— BEGIN Exercise materials —

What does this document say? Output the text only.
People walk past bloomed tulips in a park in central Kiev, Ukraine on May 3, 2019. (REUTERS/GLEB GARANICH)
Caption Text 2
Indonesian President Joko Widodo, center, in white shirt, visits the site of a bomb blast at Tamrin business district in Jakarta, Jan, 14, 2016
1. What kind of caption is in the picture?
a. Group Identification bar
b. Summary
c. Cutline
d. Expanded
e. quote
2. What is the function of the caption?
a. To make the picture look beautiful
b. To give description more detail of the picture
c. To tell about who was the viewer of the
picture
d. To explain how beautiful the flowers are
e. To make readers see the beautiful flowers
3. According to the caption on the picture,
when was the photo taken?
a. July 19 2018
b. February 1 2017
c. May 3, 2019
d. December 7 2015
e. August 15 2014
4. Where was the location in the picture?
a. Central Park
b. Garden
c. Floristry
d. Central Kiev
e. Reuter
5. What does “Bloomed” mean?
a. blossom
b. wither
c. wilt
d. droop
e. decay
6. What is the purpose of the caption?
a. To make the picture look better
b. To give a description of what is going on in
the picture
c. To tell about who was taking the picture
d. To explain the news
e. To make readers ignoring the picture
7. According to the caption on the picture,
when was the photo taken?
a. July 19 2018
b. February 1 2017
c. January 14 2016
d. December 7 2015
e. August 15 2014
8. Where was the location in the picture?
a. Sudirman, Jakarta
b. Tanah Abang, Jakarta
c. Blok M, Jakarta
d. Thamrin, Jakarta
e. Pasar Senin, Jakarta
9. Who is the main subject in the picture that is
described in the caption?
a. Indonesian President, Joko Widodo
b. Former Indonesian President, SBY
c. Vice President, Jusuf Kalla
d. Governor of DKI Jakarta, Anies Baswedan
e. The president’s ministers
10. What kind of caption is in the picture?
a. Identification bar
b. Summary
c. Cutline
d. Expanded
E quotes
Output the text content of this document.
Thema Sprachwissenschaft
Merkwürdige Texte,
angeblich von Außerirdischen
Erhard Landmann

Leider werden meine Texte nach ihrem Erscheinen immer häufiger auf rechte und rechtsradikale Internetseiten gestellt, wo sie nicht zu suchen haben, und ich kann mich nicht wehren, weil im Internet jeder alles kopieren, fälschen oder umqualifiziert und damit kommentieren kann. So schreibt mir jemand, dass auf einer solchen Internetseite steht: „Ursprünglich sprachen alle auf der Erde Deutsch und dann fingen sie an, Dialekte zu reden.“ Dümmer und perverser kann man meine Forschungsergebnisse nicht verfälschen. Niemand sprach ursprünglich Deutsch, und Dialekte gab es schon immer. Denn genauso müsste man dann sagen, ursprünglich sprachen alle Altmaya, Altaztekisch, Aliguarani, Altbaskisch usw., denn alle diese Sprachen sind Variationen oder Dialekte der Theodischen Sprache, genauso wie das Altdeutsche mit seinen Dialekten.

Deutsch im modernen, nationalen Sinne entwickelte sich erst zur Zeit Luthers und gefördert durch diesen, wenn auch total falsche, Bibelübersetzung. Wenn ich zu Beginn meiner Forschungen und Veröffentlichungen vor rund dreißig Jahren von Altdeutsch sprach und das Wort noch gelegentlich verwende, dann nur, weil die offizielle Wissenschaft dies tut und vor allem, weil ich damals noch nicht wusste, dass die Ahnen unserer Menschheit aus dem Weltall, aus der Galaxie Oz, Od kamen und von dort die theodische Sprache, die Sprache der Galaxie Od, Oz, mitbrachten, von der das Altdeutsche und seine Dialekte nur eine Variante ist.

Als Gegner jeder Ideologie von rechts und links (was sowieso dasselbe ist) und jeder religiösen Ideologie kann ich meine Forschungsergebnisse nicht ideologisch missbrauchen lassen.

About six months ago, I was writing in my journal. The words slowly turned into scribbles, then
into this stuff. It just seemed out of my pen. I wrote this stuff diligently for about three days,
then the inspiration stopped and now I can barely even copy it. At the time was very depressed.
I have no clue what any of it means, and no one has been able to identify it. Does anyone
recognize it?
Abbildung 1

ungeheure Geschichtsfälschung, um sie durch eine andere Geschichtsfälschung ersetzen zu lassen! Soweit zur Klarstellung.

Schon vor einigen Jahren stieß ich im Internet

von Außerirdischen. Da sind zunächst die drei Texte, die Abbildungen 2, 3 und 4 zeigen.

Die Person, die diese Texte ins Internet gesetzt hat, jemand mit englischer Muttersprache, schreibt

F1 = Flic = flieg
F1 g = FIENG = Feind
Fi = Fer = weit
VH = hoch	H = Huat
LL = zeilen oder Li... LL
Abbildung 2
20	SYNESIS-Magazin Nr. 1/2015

— END Exercise materials —

» Exercise details
List all lines where "this" occurs.

» Answer to the exercise
What does this document say? Output the text only.
Output the text content of this document.
into this stuff. It just seemed out of my pen. I wrote this stuff diligently for about three days,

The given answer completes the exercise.